Exercise directions:
For every line in the records that has the word "color", make a copy.
>> START The records
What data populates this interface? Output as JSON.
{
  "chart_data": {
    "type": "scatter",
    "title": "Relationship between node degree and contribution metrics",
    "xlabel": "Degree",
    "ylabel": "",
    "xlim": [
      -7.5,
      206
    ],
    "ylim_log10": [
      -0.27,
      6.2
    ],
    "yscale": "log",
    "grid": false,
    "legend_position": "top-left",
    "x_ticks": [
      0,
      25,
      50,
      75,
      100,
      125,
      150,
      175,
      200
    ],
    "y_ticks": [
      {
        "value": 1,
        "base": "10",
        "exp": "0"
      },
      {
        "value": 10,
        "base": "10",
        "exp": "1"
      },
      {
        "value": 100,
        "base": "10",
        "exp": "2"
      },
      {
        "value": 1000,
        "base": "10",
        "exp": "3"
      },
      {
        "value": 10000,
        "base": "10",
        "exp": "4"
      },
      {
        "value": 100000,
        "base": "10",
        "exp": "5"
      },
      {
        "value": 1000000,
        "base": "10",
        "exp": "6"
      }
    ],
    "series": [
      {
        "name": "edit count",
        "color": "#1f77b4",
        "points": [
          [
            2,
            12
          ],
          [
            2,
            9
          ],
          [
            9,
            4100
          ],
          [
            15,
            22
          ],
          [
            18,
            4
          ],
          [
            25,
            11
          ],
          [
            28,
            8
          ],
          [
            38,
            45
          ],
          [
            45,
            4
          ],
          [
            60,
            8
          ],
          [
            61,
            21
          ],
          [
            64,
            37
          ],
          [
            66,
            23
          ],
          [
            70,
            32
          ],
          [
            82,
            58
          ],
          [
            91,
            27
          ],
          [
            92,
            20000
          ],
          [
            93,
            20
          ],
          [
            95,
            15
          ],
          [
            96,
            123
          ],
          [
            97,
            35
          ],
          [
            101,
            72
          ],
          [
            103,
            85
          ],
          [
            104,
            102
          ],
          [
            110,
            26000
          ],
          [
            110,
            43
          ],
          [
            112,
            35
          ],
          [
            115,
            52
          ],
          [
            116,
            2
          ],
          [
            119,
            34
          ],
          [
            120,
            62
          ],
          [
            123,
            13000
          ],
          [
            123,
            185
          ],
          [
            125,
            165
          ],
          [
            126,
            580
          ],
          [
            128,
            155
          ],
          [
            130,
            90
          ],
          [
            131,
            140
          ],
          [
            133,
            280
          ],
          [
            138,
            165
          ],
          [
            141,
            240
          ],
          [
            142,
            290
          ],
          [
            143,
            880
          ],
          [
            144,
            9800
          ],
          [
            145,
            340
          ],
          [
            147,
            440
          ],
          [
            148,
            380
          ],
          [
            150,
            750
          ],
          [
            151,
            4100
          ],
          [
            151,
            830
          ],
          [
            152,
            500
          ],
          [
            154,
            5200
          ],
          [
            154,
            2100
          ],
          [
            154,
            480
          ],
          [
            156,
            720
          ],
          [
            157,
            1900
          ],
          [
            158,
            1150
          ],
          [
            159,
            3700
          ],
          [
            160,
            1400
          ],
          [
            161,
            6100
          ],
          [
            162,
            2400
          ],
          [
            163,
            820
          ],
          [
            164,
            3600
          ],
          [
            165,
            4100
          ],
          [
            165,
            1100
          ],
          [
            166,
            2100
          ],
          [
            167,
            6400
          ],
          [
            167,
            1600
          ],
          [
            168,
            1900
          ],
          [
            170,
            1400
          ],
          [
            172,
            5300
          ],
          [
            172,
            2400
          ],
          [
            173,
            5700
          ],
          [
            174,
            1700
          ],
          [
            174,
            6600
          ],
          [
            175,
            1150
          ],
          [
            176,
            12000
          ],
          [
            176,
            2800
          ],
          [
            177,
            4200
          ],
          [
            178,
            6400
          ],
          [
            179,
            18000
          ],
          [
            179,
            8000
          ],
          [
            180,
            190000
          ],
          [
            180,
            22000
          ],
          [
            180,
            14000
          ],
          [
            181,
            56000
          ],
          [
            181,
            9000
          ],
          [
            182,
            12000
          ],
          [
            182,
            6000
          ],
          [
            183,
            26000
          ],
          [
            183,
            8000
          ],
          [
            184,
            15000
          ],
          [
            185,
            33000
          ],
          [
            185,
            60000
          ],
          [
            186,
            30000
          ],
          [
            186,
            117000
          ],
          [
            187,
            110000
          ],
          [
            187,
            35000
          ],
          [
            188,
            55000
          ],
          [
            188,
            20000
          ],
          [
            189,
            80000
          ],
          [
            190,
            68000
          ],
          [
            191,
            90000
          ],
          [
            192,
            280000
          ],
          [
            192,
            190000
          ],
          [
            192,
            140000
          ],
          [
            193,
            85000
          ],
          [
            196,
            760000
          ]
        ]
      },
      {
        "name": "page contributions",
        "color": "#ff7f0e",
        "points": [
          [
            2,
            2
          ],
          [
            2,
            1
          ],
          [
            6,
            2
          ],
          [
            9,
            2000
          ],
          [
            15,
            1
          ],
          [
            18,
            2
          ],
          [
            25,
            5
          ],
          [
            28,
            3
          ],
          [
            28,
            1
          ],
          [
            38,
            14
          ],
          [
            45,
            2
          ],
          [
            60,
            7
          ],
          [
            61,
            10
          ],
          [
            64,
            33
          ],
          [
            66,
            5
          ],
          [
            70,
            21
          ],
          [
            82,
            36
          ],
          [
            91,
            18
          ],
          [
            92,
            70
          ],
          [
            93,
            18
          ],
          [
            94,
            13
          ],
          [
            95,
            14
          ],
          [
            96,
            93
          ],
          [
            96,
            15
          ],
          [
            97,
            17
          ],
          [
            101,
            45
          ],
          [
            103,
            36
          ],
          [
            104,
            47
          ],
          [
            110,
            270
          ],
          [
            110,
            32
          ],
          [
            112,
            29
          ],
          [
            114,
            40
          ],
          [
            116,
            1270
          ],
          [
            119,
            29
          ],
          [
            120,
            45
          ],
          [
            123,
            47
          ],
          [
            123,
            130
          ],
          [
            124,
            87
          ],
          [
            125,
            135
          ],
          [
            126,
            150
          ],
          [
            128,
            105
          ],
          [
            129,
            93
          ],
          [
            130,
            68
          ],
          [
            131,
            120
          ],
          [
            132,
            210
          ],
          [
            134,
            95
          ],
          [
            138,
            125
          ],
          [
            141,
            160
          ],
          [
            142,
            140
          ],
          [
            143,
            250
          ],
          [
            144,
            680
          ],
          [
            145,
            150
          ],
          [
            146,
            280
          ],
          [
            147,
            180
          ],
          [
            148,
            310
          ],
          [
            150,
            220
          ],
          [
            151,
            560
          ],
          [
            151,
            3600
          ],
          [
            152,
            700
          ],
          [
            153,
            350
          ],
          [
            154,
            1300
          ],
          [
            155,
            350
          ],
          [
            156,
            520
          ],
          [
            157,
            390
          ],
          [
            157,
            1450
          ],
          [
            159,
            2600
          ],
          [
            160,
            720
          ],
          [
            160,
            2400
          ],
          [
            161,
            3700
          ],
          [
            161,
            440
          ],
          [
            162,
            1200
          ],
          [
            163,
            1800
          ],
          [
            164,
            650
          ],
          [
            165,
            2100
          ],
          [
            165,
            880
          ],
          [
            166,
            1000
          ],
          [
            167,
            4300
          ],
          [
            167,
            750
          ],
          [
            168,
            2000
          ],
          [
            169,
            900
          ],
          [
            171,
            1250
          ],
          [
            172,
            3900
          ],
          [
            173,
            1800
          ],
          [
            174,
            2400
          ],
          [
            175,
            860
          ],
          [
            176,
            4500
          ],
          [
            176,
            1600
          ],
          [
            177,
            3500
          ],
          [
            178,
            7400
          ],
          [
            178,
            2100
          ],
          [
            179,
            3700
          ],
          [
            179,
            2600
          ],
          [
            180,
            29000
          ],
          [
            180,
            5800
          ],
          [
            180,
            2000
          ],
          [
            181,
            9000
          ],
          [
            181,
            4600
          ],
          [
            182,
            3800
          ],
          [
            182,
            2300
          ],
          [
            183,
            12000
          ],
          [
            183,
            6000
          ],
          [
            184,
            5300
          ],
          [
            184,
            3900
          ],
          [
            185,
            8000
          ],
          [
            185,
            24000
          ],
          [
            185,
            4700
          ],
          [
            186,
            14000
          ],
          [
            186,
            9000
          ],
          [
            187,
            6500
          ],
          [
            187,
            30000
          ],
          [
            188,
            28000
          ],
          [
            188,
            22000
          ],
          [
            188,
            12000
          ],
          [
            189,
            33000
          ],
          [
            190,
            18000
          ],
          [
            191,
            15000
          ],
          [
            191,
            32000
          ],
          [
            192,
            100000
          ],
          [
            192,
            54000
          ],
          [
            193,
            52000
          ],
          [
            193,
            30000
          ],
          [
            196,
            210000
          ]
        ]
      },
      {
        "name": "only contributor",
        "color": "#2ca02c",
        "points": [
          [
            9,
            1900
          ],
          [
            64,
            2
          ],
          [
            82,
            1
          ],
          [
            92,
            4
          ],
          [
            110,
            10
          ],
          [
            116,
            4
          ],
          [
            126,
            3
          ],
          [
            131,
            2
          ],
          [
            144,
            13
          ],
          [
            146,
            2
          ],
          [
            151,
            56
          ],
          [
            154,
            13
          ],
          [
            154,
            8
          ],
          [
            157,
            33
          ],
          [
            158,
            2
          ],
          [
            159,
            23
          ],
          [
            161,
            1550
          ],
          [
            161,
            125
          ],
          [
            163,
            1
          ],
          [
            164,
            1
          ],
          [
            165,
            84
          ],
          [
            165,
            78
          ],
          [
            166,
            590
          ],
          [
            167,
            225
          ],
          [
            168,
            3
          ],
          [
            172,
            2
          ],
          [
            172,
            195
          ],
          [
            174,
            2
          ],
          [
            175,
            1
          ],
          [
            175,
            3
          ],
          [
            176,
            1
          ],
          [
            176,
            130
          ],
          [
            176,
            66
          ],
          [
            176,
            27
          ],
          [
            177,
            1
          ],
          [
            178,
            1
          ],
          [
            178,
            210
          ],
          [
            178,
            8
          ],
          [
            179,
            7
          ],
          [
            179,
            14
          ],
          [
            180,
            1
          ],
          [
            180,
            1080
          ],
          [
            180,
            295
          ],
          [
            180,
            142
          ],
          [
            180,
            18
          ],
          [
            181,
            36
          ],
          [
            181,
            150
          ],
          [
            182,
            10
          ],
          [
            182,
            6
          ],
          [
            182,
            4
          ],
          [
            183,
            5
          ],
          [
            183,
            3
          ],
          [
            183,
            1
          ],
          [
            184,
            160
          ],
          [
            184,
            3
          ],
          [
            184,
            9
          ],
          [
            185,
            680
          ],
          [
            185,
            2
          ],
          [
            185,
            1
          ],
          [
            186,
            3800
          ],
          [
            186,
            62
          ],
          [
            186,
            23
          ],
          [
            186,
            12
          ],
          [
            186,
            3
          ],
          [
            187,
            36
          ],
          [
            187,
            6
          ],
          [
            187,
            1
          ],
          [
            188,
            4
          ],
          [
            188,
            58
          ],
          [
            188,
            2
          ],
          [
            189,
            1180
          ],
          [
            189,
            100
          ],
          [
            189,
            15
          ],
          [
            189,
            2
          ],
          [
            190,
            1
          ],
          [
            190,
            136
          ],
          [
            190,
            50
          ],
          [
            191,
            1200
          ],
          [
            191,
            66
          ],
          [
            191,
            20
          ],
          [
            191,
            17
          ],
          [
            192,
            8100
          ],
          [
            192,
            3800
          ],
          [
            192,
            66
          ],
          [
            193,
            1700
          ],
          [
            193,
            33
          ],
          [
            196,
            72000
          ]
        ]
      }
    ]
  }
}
>> END The records
Correct answer:
        "color": "#1f77b4",
        "color": "#ff7f0e",
        "color": "#2ca02c",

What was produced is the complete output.